> [Your task] Look through the data below and return each line where "screenshot" appears.

══════════

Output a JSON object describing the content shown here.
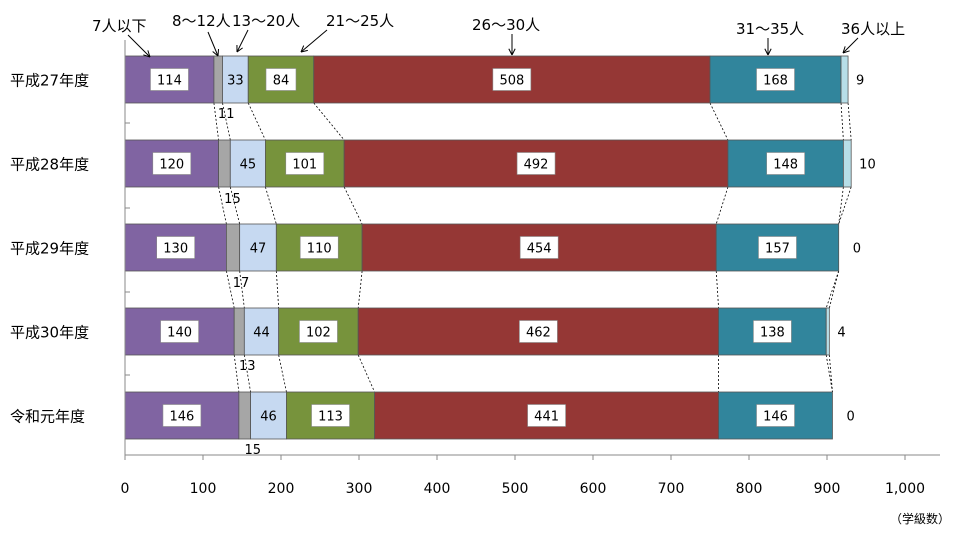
{
  "chart_data": {
    "type": "bar",
    "orientation": "horizontal",
    "stacked": true,
    "categories": [
      "平成27年度",
      "平成28年度",
      "平成29年度",
      "平成30年度",
      "令和元年度"
    ],
    "series": [
      {
        "name": "7人以下",
        "color": "#8064a2",
        "values": [
          114,
          120,
          130,
          140,
          146
        ]
      },
      {
        "name": "8〜12人",
        "color": "#a6a6a6",
        "values": [
          11,
          15,
          17,
          13,
          15
        ]
      },
      {
        "name": "13〜20人",
        "color": "#c6d9f1",
        "values": [
          33,
          45,
          47,
          44,
          46
        ]
      },
      {
        "name": "21〜25人",
        "color": "#77933c",
        "values": [
          84,
          101,
          110,
          102,
          113
        ]
      },
      {
        "name": "26〜30人",
        "color": "#953735",
        "values": [
          508,
          492,
          454,
          462,
          441
        ]
      },
      {
        "name": "31〜35人",
        "color": "#31859c",
        "values": [
          168,
          148,
          157,
          138,
          146
        ]
      },
      {
        "name": "36人以上",
        "color": "#b7dee8",
        "values": [
          9,
          10,
          0,
          4,
          0
        ]
      }
    ],
    "xlim": [
      0,
      1000
    ],
    "xticks": [
      "0",
      "100",
      "200",
      "300",
      "400",
      "500",
      "600",
      "700",
      "800",
      "900",
      "1,000"
    ],
    "unit_label": "（学級数）",
    "grid": false,
    "legend": "callouts-top"
  }
}
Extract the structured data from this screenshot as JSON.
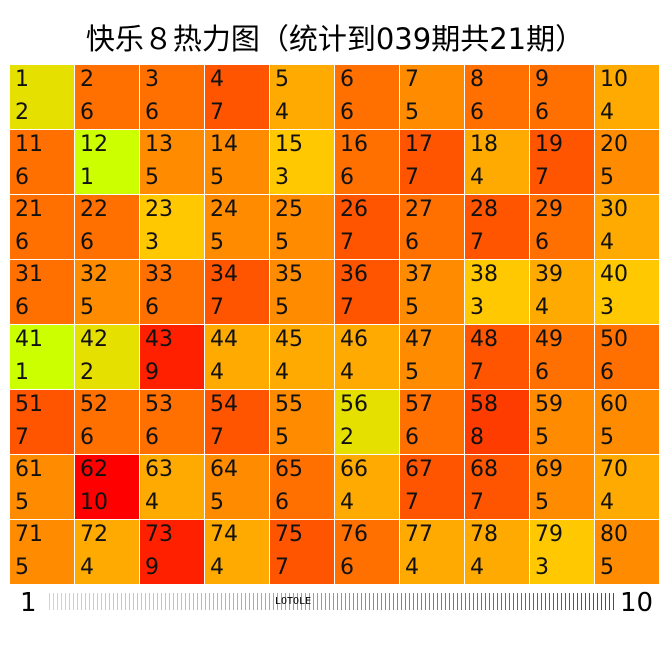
{
  "chart_data": {
    "type": "heatmap",
    "title": "快乐８热力图（统计到039期共21期）",
    "numbers": [
      1,
      2,
      3,
      4,
      5,
      6,
      7,
      8,
      9,
      10,
      11,
      12,
      13,
      14,
      15,
      16,
      17,
      18,
      19,
      20,
      21,
      22,
      23,
      24,
      25,
      26,
      27,
      28,
      29,
      30,
      31,
      32,
      33,
      34,
      35,
      36,
      37,
      38,
      39,
      40,
      41,
      42,
      43,
      44,
      45,
      46,
      47,
      48,
      49,
      50,
      51,
      52,
      53,
      54,
      55,
      56,
      57,
      58,
      59,
      60,
      61,
      62,
      63,
      64,
      65,
      66,
      67,
      68,
      69,
      70,
      71,
      72,
      73,
      74,
      75,
      76,
      77,
      78,
      79,
      80
    ],
    "counts": [
      2,
      6,
      6,
      7,
      4,
      6,
      5,
      6,
      6,
      4,
      6,
      1,
      5,
      5,
      3,
      6,
      7,
      4,
      7,
      5,
      6,
      6,
      3,
      5,
      5,
      7,
      6,
      7,
      6,
      4,
      6,
      5,
      6,
      7,
      5,
      7,
      5,
      3,
      4,
      3,
      1,
      2,
      9,
      4,
      4,
      4,
      5,
      7,
      6,
      6,
      7,
      6,
      6,
      7,
      5,
      2,
      6,
      8,
      5,
      5,
      5,
      10,
      4,
      5,
      6,
      4,
      7,
      7,
      5,
      4,
      5,
      4,
      9,
      4,
      7,
      6,
      4,
      4,
      3,
      5
    ],
    "columns": 10,
    "color_scale": {
      "min": 1,
      "max": 10,
      "colors": [
        "#ccff00",
        "#e6e000",
        "#ffc800",
        "#ffaa00",
        "#ff8c00",
        "#ff7000",
        "#ff5500",
        "#ff3c00",
        "#ff2000",
        "#ff0000"
      ]
    },
    "legend": {
      "min_label": "1",
      "max_label": "10",
      "placement": "bottom"
    }
  },
  "watermark": "LOTOLE"
}
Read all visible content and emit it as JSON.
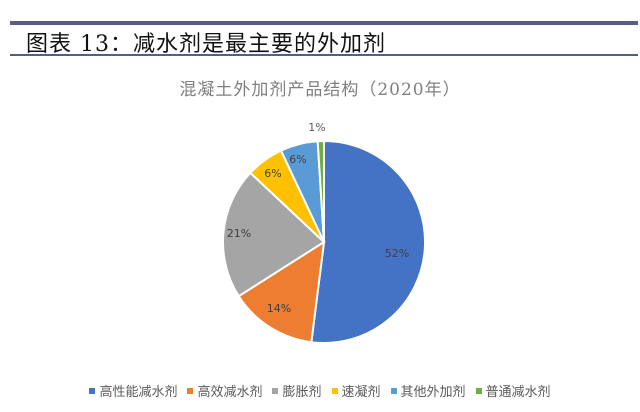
{
  "figure": {
    "title": "图表 13：减水剂是最主要的外加剂"
  },
  "chart_data": {
    "type": "pie",
    "title": "混凝土外加剂产品结构（2020年）",
    "categories": [
      "高性能减水剂",
      "高效减水剂",
      "膨胀剂",
      "速凝剂",
      "其他外加剂",
      "普通减水剂"
    ],
    "values": [
      52,
      14,
      21,
      6,
      6,
      1
    ],
    "labels": [
      "52%",
      "14%",
      "21%",
      "6%",
      "6%",
      "1%"
    ],
    "colors": [
      "#4472c4",
      "#ed7d31",
      "#a5a5a5",
      "#ffc000",
      "#5b9bd5",
      "#70ad47"
    ],
    "legend_position": "bottom",
    "start_angle_deg": 0,
    "direction": "clockwise"
  }
}
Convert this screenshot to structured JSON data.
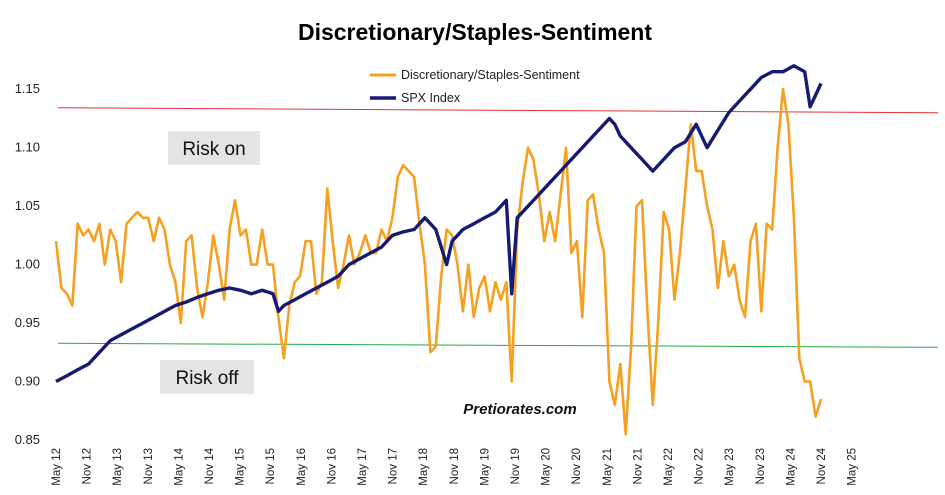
{
  "chart_data": {
    "type": "line",
    "title": "Discretionary/Staples-Sentiment",
    "ylim": [
      0.85,
      1.175
    ],
    "yticks": [
      "0.85",
      "0.90",
      "0.95",
      "1.00",
      "1.05",
      "1.10",
      "1.15"
    ],
    "xlim": [
      0,
      156
    ],
    "xtick_labels": [
      "May 12",
      "Nov 12",
      "May 13",
      "Nov 13",
      "May 14",
      "Nov 14",
      "May 15",
      "Nov 15",
      "May 16",
      "Nov 16",
      "May 17",
      "Nov 17",
      "May 18",
      "Nov 18",
      "May 19",
      "Nov 19",
      "May 20",
      "Nov 20",
      "May 21",
      "Nov 21",
      "May 22",
      "Nov 22",
      "May 23",
      "Nov 23",
      "May 24",
      "Nov 24",
      "May 25"
    ],
    "legend_position": "top-center",
    "series": [
      {
        "name": "Discretionary/Staples-Sentiment",
        "color": "#f5a020",
        "points": [
          [
            0,
            1.02
          ],
          [
            1,
            0.98
          ],
          [
            2,
            0.975
          ],
          [
            3,
            0.965
          ],
          [
            4,
            1.035
          ],
          [
            5,
            1.025
          ],
          [
            6,
            1.03
          ],
          [
            7,
            1.02
          ],
          [
            8,
            1.035
          ],
          [
            9,
            1.0
          ],
          [
            10,
            1.03
          ],
          [
            11,
            1.02
          ],
          [
            12,
            0.985
          ],
          [
            13,
            1.035
          ],
          [
            14,
            1.04
          ],
          [
            15,
            1.045
          ],
          [
            16,
            1.04
          ],
          [
            17,
            1.04
          ],
          [
            18,
            1.02
          ],
          [
            19,
            1.04
          ],
          [
            20,
            1.03
          ],
          [
            21,
            1.0
          ],
          [
            22,
            0.985
          ],
          [
            23,
            0.95
          ],
          [
            24,
            1.02
          ],
          [
            25,
            1.025
          ],
          [
            26,
            0.98
          ],
          [
            27,
            0.955
          ],
          [
            28,
            0.985
          ],
          [
            29,
            1.025
          ],
          [
            30,
            1.0
          ],
          [
            31,
            0.97
          ],
          [
            32,
            1.03
          ],
          [
            33,
            1.055
          ],
          [
            34,
            1.025
          ],
          [
            35,
            1.03
          ],
          [
            36,
            1.0
          ],
          [
            37,
            1.0
          ],
          [
            38,
            1.03
          ],
          [
            39,
            1.0
          ],
          [
            40,
            1.0
          ],
          [
            41,
            0.955
          ],
          [
            42,
            0.92
          ],
          [
            43,
            0.965
          ],
          [
            44,
            0.985
          ],
          [
            45,
            0.99
          ],
          [
            46,
            1.02
          ],
          [
            47,
            1.02
          ],
          [
            48,
            0.975
          ],
          [
            49,
            0.985
          ],
          [
            50,
            1.065
          ],
          [
            51,
            1.02
          ],
          [
            52,
            0.98
          ],
          [
            53,
            1.0
          ],
          [
            54,
            1.025
          ],
          [
            55,
            1.0
          ],
          [
            56,
            1.01
          ],
          [
            57,
            1.025
          ],
          [
            58,
            1.01
          ],
          [
            59,
            1.01
          ],
          [
            60,
            1.03
          ],
          [
            61,
            1.02
          ],
          [
            62,
            1.04
          ],
          [
            63,
            1.075
          ],
          [
            64,
            1.085
          ],
          [
            65,
            1.08
          ],
          [
            66,
            1.075
          ],
          [
            67,
            1.035
          ],
          [
            68,
            1.0
          ],
          [
            69,
            0.925
          ],
          [
            70,
            0.93
          ],
          [
            71,
            0.99
          ],
          [
            72,
            1.03
          ],
          [
            73,
            1.025
          ],
          [
            74,
            1.0
          ],
          [
            75,
            0.96
          ],
          [
            76,
            1.0
          ],
          [
            77,
            0.955
          ],
          [
            78,
            0.98
          ],
          [
            79,
            0.99
          ],
          [
            80,
            0.96
          ],
          [
            81,
            0.985
          ],
          [
            82,
            0.97
          ],
          [
            83,
            0.985
          ],
          [
            84,
            0.9
          ],
          [
            85,
            1.03
          ],
          [
            86,
            1.07
          ],
          [
            87,
            1.1
          ],
          [
            88,
            1.09
          ],
          [
            89,
            1.06
          ],
          [
            90,
            1.02
          ],
          [
            91,
            1.045
          ],
          [
            92,
            1.02
          ],
          [
            93,
            1.06
          ],
          [
            94,
            1.1
          ],
          [
            95,
            1.01
          ],
          [
            96,
            1.02
          ],
          [
            97,
            0.955
          ],
          [
            98,
            1.055
          ],
          [
            99,
            1.06
          ],
          [
            100,
            1.03
          ],
          [
            101,
            1.01
          ],
          [
            102,
            0.9
          ],
          [
            103,
            0.88
          ],
          [
            104,
            0.915
          ],
          [
            105,
            0.855
          ],
          [
            106,
            0.93
          ],
          [
            107,
            1.05
          ],
          [
            108,
            1.055
          ],
          [
            109,
            0.96
          ],
          [
            110,
            0.88
          ],
          [
            111,
            0.95
          ],
          [
            112,
            1.045
          ],
          [
            113,
            1.03
          ],
          [
            114,
            0.97
          ],
          [
            115,
            1.01
          ],
          [
            116,
            1.065
          ],
          [
            117,
            1.12
          ],
          [
            118,
            1.08
          ],
          [
            119,
            1.08
          ],
          [
            120,
            1.05
          ],
          [
            121,
            1.03
          ],
          [
            122,
            0.98
          ],
          [
            123,
            1.02
          ],
          [
            124,
            0.99
          ],
          [
            125,
            1.0
          ],
          [
            126,
            0.97
          ],
          [
            127,
            0.955
          ],
          [
            128,
            1.02
          ],
          [
            129,
            1.035
          ],
          [
            130,
            0.96
          ],
          [
            131,
            1.035
          ],
          [
            132,
            1.03
          ],
          [
            133,
            1.1
          ],
          [
            134,
            1.15
          ],
          [
            135,
            1.12
          ],
          [
            136,
            1.04
          ],
          [
            137,
            0.92
          ],
          [
            138,
            0.9
          ],
          [
            139,
            0.9
          ],
          [
            140,
            0.87
          ],
          [
            141,
            0.885
          ]
        ]
      },
      {
        "name": "SPX Index",
        "color": "#151a72",
        "points": [
          [
            0,
            0.9
          ],
          [
            2,
            0.905
          ],
          [
            4,
            0.91
          ],
          [
            6,
            0.915
          ],
          [
            8,
            0.925
          ],
          [
            10,
            0.935
          ],
          [
            12,
            0.94
          ],
          [
            14,
            0.945
          ],
          [
            16,
            0.95
          ],
          [
            18,
            0.955
          ],
          [
            20,
            0.96
          ],
          [
            22,
            0.965
          ],
          [
            24,
            0.968
          ],
          [
            26,
            0.972
          ],
          [
            28,
            0.975
          ],
          [
            30,
            0.978
          ],
          [
            32,
            0.98
          ],
          [
            34,
            0.978
          ],
          [
            36,
            0.975
          ],
          [
            38,
            0.978
          ],
          [
            40,
            0.975
          ],
          [
            41,
            0.96
          ],
          [
            42,
            0.965
          ],
          [
            44,
            0.97
          ],
          [
            46,
            0.975
          ],
          [
            48,
            0.98
          ],
          [
            50,
            0.985
          ],
          [
            52,
            0.99
          ],
          [
            54,
            1.0
          ],
          [
            56,
            1.005
          ],
          [
            58,
            1.01
          ],
          [
            60,
            1.015
          ],
          [
            62,
            1.025
          ],
          [
            64,
            1.028
          ],
          [
            66,
            1.03
          ],
          [
            68,
            1.04
          ],
          [
            70,
            1.03
          ],
          [
            72,
            1.0
          ],
          [
            73,
            1.02
          ],
          [
            75,
            1.03
          ],
          [
            77,
            1.035
          ],
          [
            79,
            1.04
          ],
          [
            81,
            1.045
          ],
          [
            83,
            1.055
          ],
          [
            84,
            0.975
          ],
          [
            85,
            1.04
          ],
          [
            87,
            1.05
          ],
          [
            89,
            1.06
          ],
          [
            91,
            1.07
          ],
          [
            93,
            1.08
          ],
          [
            95,
            1.09
          ],
          [
            97,
            1.1
          ],
          [
            99,
            1.11
          ],
          [
            101,
            1.12
          ],
          [
            102,
            1.125
          ],
          [
            103,
            1.12
          ],
          [
            104,
            1.11
          ],
          [
            106,
            1.1
          ],
          [
            108,
            1.09
          ],
          [
            110,
            1.08
          ],
          [
            112,
            1.09
          ],
          [
            114,
            1.1
          ],
          [
            116,
            1.105
          ],
          [
            118,
            1.12
          ],
          [
            120,
            1.1
          ],
          [
            122,
            1.115
          ],
          [
            124,
            1.13
          ],
          [
            126,
            1.14
          ],
          [
            128,
            1.15
          ],
          [
            130,
            1.16
          ],
          [
            132,
            1.165
          ],
          [
            134,
            1.165
          ],
          [
            136,
            1.17
          ],
          [
            138,
            1.165
          ],
          [
            139,
            1.135
          ],
          [
            140,
            1.145
          ],
          [
            141,
            1.155
          ]
        ]
      }
    ],
    "reference_lines": [
      {
        "label": "Risk on",
        "value": 1.132,
        "color": "#e8303a"
      },
      {
        "label": "Risk off",
        "value": 0.931,
        "color": "#22aa44"
      }
    ],
    "annotations": [
      "Pretiorates.com"
    ]
  }
}
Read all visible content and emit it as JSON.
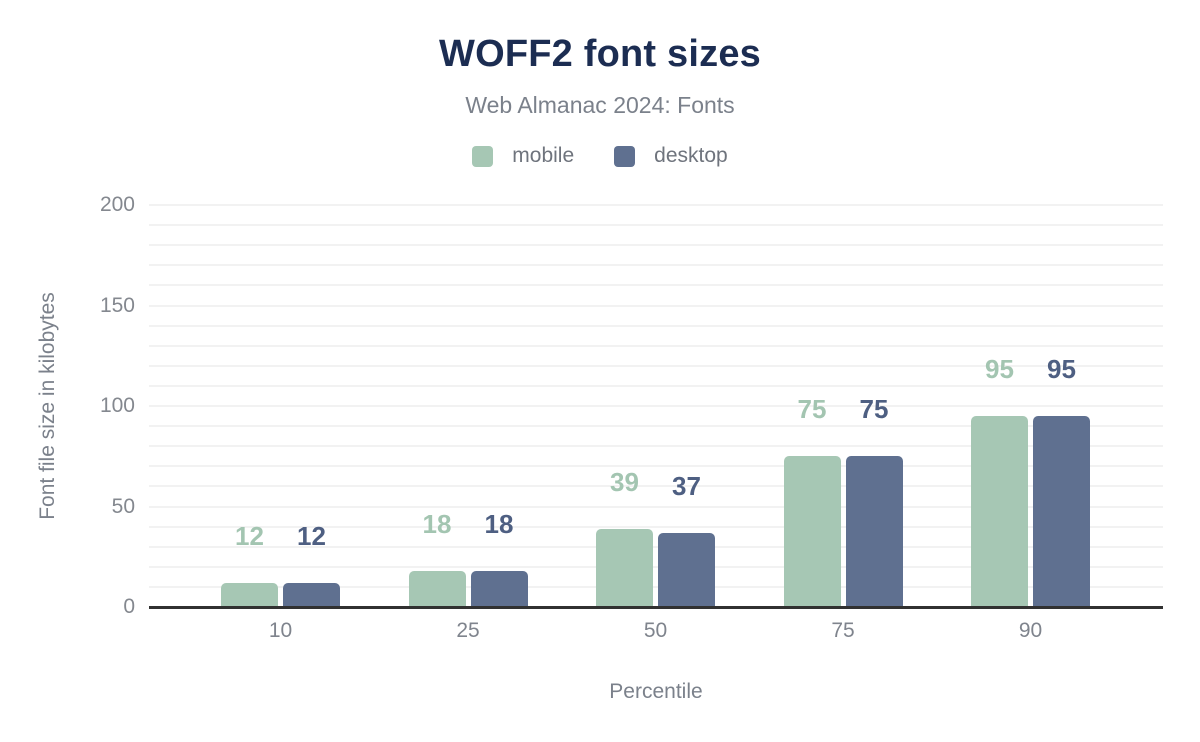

══════════

> [Problem solution]
Extract the structured data from this screenshot as JSON.
Convert this screenshot to structured JSON data.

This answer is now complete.